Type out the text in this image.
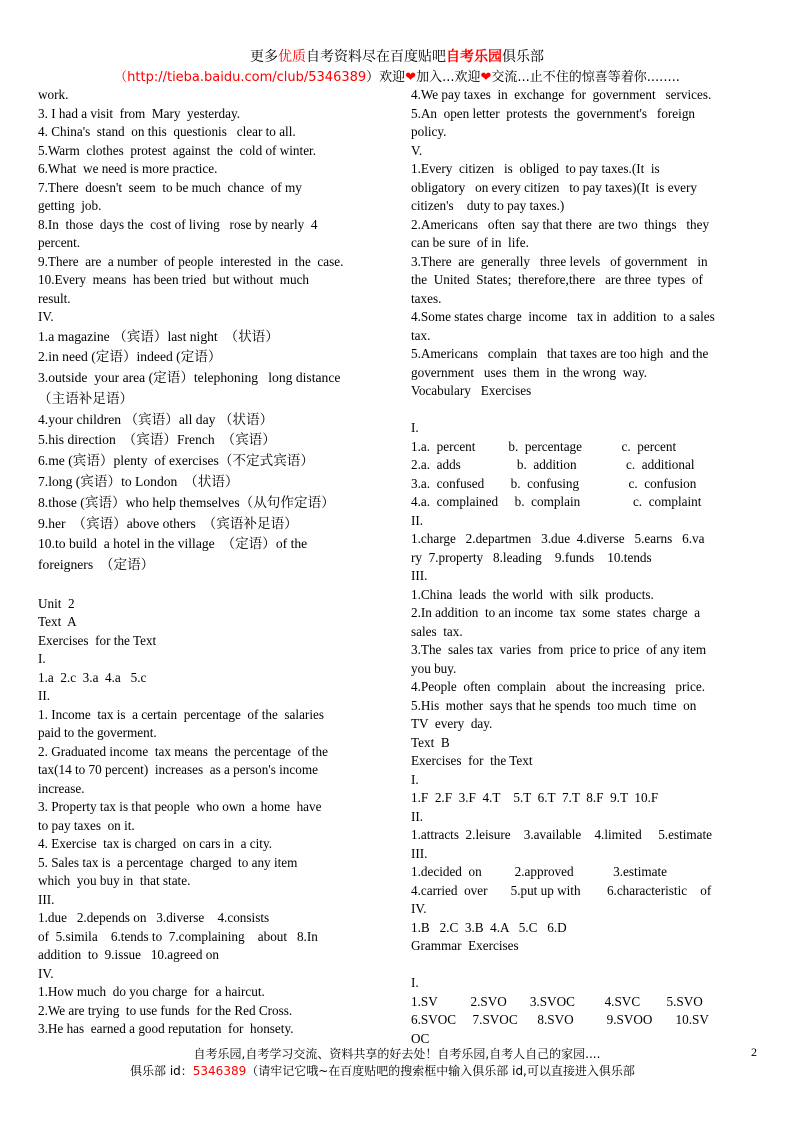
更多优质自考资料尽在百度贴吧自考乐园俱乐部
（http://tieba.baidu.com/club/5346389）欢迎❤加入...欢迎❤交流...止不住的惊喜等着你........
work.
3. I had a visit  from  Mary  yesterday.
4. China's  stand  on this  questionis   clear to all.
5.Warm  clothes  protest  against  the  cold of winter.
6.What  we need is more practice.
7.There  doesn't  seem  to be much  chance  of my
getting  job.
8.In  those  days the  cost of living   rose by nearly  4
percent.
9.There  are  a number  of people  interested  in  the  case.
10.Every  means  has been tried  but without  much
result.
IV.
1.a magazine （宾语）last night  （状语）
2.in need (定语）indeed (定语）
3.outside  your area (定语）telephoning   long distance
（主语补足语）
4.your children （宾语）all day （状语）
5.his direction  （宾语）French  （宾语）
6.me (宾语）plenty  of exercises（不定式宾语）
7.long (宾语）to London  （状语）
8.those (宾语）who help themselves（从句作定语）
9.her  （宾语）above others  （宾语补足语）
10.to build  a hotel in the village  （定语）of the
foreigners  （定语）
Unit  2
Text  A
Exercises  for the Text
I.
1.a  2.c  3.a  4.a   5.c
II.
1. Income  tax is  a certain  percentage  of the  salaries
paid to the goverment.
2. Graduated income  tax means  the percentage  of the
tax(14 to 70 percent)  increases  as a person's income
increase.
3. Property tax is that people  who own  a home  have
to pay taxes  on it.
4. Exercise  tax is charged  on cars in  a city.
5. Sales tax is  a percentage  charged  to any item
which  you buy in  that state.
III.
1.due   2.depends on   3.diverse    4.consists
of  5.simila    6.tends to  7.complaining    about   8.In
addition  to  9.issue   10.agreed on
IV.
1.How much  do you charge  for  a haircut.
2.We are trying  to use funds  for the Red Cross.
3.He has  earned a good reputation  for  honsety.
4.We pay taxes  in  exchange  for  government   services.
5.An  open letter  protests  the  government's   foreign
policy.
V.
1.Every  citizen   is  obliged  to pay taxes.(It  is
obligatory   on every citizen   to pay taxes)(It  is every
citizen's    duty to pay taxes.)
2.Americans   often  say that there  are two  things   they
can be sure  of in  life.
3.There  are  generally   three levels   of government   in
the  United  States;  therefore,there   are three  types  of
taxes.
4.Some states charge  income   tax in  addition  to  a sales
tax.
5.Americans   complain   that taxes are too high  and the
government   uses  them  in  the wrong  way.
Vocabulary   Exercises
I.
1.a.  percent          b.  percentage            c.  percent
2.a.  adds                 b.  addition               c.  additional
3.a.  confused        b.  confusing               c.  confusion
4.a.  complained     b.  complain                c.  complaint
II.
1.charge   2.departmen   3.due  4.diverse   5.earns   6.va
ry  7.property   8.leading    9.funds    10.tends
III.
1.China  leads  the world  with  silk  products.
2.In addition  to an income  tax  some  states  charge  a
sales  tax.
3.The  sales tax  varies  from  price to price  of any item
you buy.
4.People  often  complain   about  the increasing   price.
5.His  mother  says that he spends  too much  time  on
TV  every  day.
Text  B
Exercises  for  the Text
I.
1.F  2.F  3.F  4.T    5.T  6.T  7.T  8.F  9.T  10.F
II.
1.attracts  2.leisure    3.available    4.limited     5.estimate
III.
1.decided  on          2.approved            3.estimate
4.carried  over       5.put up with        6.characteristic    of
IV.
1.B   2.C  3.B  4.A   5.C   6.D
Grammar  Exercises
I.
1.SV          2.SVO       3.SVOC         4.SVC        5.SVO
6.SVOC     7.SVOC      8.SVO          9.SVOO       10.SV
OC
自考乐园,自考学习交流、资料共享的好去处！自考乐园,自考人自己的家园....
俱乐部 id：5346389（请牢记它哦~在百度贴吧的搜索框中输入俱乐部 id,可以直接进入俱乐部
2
#####
**REQUIREMENTS:**
Only the number is wanted: how many lines of the material contain the word "taxes"?

**THE COMPLETED TASK:**
7